Written instruction.
Extract and list every line that contains the word "text".

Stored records
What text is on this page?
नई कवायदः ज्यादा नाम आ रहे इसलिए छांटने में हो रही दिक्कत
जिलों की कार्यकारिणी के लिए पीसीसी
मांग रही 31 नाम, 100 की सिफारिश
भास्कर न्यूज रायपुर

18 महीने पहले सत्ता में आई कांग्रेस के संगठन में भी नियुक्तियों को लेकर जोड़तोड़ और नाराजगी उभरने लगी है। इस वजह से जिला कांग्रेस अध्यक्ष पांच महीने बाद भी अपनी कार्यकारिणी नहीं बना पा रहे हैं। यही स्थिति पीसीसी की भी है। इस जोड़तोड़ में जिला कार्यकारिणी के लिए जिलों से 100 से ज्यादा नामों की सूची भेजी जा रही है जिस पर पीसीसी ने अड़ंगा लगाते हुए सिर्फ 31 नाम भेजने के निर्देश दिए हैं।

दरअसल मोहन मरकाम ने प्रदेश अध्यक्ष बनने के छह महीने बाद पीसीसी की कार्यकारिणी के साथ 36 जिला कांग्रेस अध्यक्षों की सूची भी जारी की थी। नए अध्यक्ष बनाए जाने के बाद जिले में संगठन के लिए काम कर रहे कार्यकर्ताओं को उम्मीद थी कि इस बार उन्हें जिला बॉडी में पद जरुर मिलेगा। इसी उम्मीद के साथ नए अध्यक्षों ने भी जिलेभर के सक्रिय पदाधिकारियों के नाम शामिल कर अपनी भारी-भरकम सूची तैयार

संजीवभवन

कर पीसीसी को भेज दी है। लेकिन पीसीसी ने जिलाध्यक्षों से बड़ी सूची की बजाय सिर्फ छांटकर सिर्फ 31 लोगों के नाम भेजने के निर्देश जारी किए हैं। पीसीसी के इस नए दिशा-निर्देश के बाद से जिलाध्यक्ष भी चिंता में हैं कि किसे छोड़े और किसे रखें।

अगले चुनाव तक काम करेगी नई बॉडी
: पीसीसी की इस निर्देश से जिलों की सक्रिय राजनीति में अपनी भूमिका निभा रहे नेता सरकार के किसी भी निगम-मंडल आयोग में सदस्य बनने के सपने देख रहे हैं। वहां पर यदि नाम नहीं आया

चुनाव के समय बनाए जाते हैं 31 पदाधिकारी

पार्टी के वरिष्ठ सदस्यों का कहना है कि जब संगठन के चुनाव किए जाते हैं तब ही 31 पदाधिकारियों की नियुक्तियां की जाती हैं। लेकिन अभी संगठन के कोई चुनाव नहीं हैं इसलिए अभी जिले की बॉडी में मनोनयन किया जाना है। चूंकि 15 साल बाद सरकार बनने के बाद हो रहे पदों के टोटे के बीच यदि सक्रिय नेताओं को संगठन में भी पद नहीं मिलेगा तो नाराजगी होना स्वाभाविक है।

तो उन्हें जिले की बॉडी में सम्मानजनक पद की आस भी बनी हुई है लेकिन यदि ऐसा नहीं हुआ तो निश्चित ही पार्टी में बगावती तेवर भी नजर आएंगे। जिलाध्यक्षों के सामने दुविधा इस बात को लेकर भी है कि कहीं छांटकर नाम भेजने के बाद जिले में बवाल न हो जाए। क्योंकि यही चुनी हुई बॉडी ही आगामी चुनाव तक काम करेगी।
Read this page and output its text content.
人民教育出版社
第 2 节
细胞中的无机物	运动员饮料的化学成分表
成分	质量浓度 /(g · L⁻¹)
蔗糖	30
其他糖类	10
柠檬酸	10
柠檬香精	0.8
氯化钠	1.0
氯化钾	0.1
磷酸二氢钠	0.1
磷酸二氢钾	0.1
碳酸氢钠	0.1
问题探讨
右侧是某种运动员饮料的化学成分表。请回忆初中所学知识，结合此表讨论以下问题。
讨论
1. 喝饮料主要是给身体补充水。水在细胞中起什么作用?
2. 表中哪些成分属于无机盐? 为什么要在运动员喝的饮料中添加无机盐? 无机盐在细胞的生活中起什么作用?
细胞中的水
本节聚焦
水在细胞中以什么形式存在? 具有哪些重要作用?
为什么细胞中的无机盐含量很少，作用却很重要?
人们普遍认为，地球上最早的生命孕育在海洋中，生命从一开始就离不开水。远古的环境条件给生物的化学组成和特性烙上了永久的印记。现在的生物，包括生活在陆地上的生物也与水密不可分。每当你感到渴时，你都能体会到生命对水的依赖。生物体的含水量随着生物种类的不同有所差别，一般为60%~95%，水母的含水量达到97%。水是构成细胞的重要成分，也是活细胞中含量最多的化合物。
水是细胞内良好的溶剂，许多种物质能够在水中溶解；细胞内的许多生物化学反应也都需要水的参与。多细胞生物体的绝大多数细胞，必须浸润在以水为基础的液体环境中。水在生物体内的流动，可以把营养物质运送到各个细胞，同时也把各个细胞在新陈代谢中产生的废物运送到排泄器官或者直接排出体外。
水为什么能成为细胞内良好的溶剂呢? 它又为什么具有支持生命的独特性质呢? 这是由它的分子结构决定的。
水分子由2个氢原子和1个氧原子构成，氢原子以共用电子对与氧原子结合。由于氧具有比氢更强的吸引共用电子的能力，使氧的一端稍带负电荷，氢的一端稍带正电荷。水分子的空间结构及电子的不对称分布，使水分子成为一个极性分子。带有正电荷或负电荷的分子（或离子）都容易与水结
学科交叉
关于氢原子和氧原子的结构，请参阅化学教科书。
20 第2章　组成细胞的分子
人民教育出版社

Answer below.
What text is on this page?
Read this page and output its text content.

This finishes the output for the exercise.